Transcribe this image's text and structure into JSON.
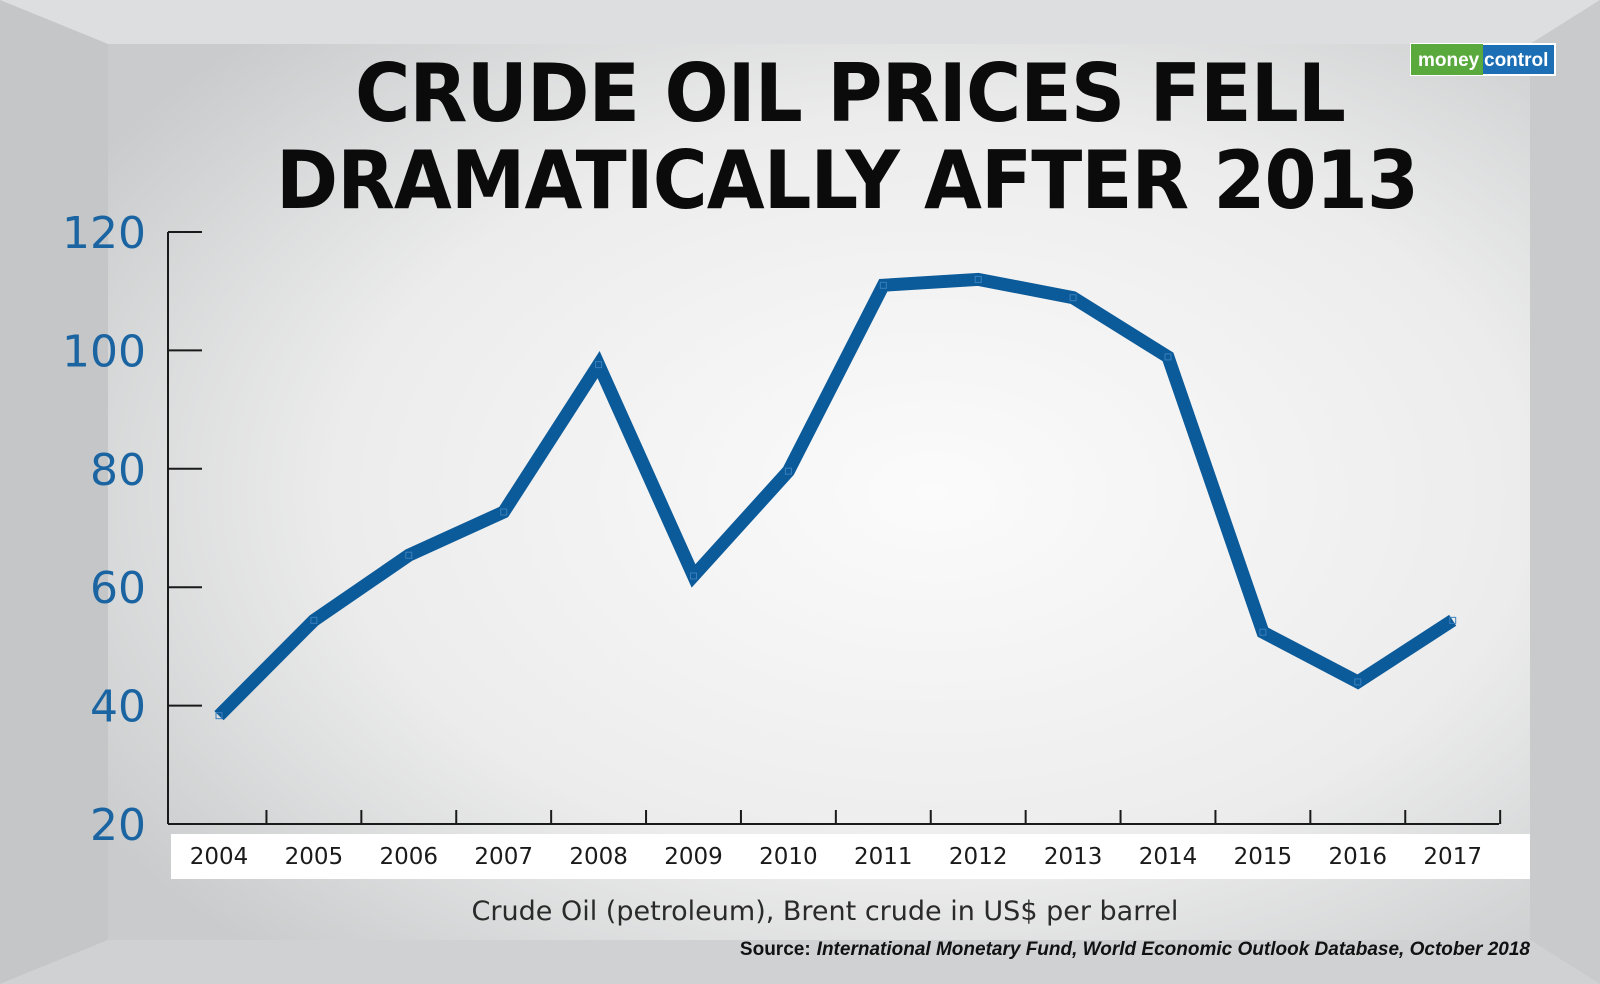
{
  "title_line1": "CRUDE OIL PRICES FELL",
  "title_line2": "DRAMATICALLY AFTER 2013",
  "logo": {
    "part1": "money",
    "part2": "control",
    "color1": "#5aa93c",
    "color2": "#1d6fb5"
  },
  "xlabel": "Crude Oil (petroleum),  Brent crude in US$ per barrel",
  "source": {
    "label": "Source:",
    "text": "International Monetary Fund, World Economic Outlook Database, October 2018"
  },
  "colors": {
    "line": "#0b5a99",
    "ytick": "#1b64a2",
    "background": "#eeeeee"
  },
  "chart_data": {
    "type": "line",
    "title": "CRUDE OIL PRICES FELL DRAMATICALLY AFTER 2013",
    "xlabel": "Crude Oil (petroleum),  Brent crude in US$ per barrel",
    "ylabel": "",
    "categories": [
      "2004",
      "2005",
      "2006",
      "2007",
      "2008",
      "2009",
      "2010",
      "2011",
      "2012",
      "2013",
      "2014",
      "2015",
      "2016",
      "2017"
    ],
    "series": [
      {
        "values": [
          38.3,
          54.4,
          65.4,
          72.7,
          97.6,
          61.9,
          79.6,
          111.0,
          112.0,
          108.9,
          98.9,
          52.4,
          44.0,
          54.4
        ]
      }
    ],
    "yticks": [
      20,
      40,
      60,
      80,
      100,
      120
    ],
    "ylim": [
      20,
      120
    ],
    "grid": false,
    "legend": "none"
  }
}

****************

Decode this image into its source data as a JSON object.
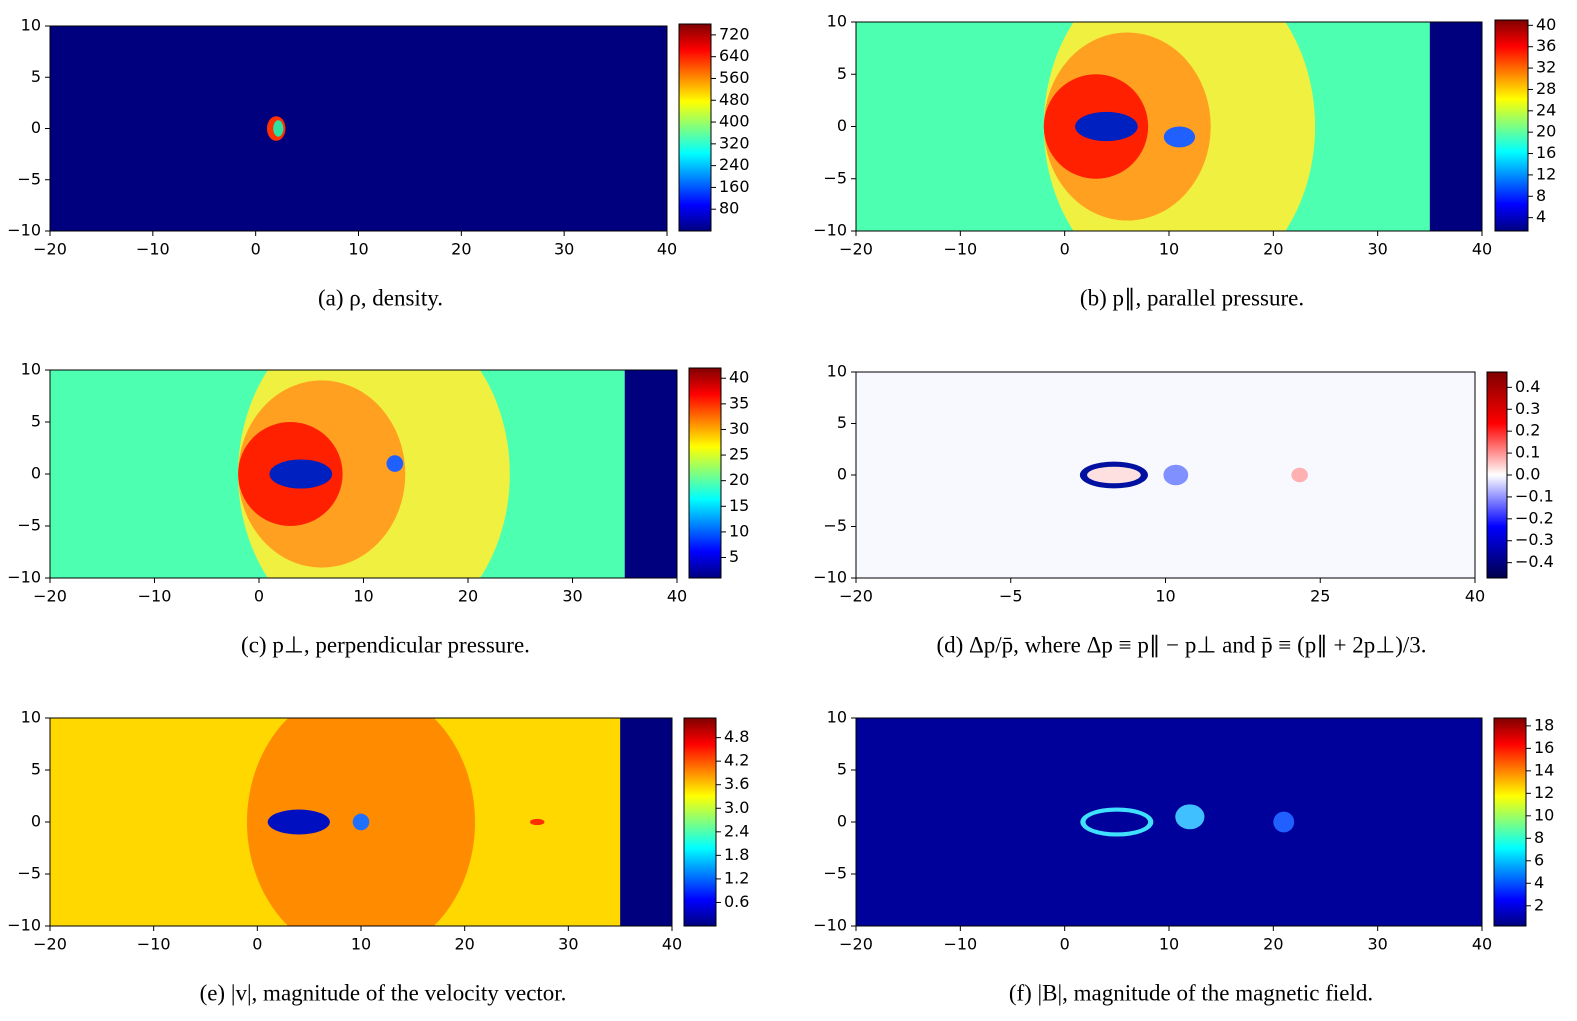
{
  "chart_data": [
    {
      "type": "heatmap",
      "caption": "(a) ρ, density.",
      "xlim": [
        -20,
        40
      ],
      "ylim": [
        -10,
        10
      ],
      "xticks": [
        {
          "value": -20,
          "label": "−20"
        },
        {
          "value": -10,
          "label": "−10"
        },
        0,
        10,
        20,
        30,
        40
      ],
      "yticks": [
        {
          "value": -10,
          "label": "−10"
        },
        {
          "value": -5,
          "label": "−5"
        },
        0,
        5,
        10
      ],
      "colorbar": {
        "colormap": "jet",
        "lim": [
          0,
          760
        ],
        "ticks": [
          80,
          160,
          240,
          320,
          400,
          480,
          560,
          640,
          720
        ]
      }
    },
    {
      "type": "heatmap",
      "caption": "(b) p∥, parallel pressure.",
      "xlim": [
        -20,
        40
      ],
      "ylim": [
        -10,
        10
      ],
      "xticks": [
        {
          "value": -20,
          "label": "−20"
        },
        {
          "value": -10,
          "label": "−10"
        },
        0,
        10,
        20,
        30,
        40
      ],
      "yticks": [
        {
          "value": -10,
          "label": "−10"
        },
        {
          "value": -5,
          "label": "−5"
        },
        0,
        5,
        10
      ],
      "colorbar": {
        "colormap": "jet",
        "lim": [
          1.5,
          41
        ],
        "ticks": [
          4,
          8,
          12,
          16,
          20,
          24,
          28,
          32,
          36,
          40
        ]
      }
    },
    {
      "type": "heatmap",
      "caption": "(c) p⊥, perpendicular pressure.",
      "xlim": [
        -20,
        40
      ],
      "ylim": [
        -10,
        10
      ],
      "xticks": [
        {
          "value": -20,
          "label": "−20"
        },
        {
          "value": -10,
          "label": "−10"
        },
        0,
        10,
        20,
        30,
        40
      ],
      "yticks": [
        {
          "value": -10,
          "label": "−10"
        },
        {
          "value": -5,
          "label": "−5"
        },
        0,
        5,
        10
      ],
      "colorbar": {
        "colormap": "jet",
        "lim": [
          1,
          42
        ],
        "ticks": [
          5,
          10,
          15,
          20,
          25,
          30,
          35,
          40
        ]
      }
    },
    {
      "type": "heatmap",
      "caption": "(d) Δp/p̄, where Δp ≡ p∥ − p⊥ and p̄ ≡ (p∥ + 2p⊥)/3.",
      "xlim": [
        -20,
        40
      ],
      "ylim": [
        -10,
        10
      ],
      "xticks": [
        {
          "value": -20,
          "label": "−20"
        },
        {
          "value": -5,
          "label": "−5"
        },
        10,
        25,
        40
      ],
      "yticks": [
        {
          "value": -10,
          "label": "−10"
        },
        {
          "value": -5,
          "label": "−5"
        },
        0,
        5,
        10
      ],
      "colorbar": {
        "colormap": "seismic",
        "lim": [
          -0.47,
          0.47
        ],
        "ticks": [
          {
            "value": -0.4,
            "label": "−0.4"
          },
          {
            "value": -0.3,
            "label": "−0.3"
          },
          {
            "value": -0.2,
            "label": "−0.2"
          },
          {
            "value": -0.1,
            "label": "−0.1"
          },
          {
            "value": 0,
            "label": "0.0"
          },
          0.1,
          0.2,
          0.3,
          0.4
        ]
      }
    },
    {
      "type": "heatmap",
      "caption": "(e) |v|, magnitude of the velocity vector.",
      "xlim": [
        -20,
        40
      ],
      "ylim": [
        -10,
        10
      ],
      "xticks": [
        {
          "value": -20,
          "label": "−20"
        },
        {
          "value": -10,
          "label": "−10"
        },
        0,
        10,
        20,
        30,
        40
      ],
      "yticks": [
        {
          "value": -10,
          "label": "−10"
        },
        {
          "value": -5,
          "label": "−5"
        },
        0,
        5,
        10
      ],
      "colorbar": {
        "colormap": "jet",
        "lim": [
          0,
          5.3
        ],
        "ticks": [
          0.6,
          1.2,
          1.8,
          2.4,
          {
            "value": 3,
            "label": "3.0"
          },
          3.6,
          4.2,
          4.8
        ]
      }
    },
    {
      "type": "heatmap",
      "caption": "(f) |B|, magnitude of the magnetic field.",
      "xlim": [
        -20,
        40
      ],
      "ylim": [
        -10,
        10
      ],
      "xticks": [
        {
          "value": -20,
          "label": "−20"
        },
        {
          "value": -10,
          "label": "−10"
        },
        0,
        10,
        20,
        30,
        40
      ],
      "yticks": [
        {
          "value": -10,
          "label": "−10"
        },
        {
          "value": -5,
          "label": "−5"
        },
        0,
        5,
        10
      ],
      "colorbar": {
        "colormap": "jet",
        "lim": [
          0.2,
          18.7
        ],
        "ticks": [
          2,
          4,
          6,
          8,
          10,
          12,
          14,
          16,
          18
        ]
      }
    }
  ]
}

****************

■ **STATED TASK**:
Read the entries and select each line where the word "pressure" is found.

■ **WRITTEN ANSWER**:
      "caption": "(b) p∥, parallel pressure.",
      "caption": "(c) p⊥, perpendicular pressure.",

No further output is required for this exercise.